• Work to complete: Scan the data below. Pull out each line where "global" occurs.

• Task input:
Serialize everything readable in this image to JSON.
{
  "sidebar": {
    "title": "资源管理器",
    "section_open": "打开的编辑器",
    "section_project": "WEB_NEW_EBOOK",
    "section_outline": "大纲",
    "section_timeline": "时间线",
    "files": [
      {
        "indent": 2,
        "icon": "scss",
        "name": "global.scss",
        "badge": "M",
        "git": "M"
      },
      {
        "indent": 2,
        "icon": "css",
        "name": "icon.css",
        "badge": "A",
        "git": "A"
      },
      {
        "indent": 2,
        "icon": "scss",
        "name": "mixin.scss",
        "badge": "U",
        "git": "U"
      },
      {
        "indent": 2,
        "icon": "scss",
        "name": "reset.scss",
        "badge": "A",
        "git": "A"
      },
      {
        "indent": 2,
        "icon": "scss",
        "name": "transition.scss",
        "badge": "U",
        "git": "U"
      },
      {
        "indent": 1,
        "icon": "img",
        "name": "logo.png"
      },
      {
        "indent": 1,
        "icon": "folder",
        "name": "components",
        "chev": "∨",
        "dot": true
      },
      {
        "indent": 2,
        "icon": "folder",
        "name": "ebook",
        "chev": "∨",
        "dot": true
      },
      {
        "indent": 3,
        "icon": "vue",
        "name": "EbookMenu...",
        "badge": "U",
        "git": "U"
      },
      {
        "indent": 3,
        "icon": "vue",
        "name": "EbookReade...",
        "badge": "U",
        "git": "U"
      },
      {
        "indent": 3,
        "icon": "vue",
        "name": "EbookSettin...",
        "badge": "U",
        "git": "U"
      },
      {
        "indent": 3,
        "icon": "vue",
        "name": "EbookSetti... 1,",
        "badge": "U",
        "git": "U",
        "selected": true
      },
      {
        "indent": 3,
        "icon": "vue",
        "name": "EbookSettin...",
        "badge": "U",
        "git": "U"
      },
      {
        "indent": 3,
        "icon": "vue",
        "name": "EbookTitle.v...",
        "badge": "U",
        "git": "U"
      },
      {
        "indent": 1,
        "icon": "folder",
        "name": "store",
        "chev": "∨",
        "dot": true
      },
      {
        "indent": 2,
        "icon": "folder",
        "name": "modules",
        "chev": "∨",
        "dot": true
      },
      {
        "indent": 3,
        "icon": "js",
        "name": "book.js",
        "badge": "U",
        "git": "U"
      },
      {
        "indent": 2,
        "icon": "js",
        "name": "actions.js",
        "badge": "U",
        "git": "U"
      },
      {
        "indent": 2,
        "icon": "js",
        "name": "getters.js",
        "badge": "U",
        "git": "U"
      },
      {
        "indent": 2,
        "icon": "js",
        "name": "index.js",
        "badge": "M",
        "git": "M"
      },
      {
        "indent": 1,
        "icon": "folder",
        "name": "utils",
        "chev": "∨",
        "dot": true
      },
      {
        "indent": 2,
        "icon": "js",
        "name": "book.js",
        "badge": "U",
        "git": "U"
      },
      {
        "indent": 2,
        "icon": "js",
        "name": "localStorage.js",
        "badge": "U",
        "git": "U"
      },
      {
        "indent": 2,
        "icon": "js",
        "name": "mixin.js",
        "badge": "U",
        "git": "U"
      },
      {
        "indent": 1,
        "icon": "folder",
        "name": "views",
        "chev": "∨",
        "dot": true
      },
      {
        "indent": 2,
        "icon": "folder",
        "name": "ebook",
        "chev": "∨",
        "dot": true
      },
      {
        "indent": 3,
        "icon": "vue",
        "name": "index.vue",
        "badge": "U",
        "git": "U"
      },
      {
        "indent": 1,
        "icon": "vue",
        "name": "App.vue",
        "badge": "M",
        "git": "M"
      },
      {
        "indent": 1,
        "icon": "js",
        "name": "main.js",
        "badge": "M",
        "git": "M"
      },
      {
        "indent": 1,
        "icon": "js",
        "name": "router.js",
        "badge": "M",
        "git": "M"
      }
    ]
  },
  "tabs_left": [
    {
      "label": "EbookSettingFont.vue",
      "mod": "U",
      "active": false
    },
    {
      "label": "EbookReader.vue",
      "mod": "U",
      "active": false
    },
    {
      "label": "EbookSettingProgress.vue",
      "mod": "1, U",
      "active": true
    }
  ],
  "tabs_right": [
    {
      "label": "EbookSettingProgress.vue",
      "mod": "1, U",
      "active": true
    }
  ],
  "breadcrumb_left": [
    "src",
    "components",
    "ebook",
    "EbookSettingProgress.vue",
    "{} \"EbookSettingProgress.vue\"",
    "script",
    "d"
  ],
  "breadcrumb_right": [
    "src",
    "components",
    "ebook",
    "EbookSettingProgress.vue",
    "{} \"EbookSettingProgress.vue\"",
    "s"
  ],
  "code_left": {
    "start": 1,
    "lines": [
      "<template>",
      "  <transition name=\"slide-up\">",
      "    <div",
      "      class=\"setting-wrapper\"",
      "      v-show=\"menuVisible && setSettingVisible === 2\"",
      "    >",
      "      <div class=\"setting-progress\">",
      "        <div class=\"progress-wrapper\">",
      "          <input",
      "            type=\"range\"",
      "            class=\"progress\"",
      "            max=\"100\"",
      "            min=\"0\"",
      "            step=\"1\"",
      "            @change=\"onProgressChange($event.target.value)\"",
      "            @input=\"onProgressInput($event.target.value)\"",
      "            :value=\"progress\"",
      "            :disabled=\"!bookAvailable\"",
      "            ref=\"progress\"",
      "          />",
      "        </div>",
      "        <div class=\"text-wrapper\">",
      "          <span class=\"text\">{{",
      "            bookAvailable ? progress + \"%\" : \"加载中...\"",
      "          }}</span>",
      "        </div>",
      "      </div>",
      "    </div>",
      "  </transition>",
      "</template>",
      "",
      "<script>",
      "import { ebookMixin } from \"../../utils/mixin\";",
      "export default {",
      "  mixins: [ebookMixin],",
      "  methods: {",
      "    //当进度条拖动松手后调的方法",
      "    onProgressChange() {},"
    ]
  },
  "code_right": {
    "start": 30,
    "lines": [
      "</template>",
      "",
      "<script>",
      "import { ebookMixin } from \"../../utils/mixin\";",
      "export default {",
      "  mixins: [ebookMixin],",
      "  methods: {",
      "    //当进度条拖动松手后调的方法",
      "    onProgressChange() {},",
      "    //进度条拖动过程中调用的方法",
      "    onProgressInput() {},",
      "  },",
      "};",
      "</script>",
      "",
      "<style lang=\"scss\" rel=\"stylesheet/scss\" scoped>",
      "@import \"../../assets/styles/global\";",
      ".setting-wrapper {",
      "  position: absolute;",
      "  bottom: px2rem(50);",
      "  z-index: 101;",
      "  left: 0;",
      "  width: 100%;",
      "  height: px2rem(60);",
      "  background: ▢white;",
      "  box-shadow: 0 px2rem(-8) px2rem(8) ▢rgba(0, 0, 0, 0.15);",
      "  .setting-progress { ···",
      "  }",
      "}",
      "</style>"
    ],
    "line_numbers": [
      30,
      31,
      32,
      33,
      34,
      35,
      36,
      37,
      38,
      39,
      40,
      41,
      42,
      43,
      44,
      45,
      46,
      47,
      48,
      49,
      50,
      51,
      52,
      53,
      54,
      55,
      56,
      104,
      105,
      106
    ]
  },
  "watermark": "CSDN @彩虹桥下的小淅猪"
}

• Full response:
        "name": "global.scss",
      "@import \"../../assets/styles/global\";",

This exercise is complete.